• _Description of the task_
Pick out each line containing the string "ſunt".

• _Given records_
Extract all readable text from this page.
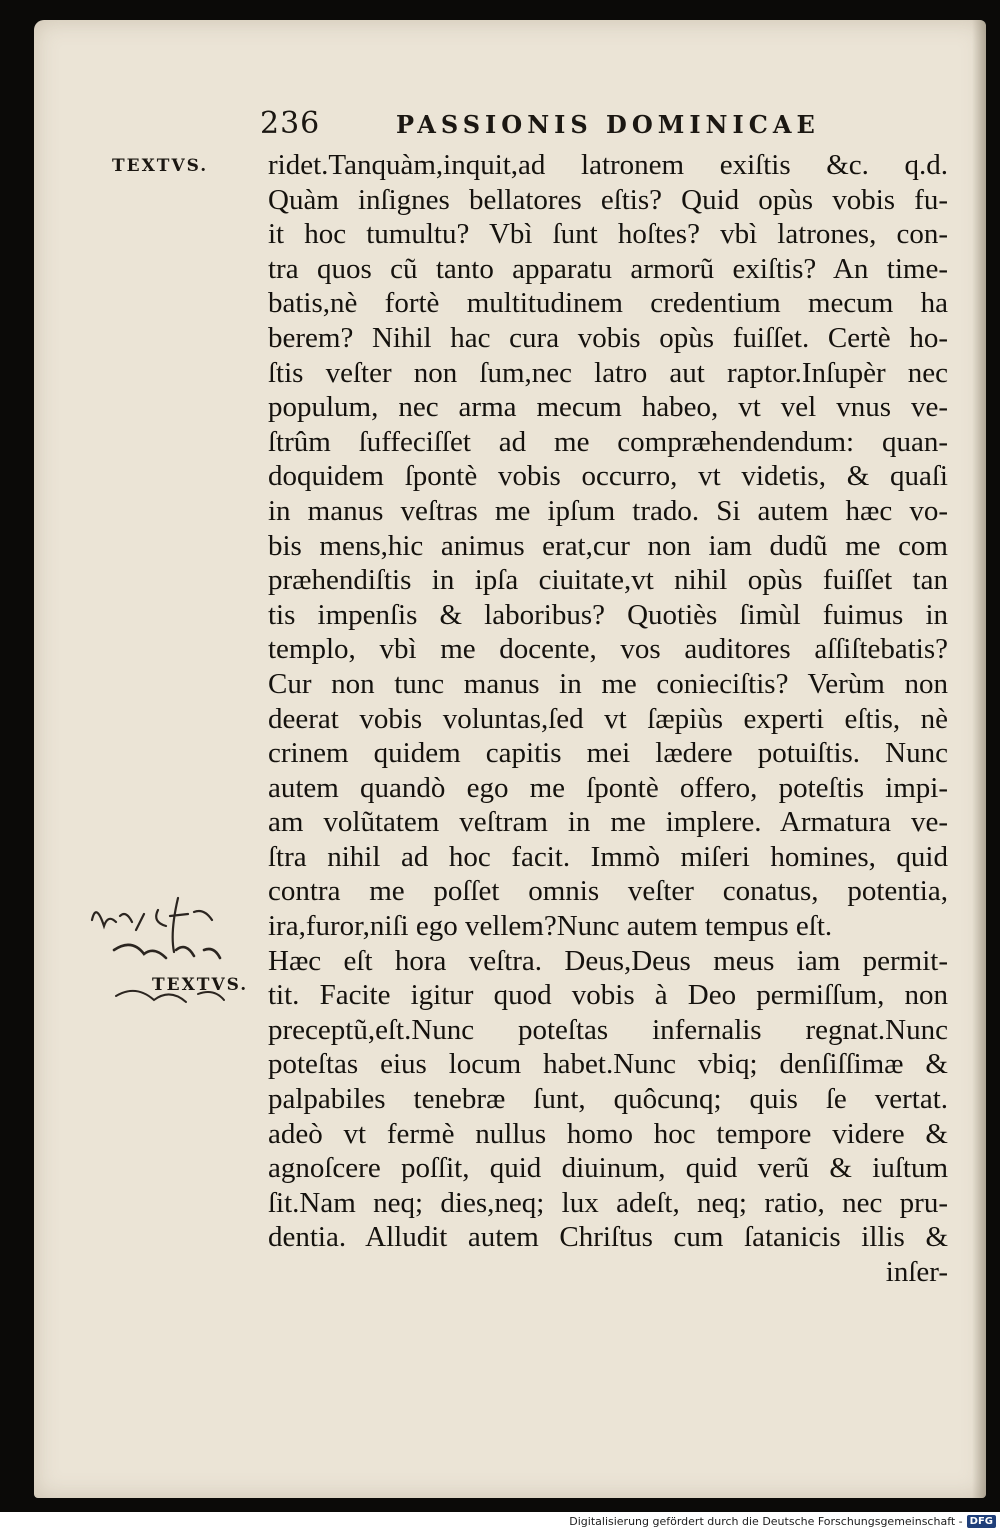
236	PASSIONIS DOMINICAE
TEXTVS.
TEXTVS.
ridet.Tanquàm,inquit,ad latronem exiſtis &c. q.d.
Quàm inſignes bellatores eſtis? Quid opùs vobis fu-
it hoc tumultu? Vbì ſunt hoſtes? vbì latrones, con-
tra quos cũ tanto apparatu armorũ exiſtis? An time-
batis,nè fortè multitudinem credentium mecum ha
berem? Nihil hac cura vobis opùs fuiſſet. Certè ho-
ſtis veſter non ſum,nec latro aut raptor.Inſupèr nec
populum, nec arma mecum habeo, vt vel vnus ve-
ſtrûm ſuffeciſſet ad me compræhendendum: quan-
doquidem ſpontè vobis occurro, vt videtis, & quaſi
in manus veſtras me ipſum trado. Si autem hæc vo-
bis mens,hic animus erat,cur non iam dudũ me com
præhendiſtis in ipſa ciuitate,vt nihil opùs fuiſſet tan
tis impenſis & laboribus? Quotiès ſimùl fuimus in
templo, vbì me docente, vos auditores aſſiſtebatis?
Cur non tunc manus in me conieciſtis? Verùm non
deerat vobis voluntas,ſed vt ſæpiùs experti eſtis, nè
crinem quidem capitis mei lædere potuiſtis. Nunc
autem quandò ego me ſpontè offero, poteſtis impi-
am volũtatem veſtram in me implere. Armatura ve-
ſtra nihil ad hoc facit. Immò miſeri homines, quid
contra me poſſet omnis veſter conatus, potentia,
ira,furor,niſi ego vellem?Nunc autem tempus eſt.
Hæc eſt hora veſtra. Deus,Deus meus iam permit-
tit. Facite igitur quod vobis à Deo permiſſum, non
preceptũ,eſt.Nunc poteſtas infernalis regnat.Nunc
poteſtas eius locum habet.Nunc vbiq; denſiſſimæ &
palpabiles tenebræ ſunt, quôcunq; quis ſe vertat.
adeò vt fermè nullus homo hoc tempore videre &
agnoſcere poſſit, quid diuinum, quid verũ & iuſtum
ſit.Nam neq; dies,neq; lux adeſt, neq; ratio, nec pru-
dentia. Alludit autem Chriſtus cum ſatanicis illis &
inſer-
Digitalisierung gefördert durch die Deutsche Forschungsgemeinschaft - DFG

• _Finished answer_
it hoc tumultu? Vbì ſunt hoſtes? vbì latrones, con-
palpabiles tenebræ ſunt, quôcunq; quis ſe vertat.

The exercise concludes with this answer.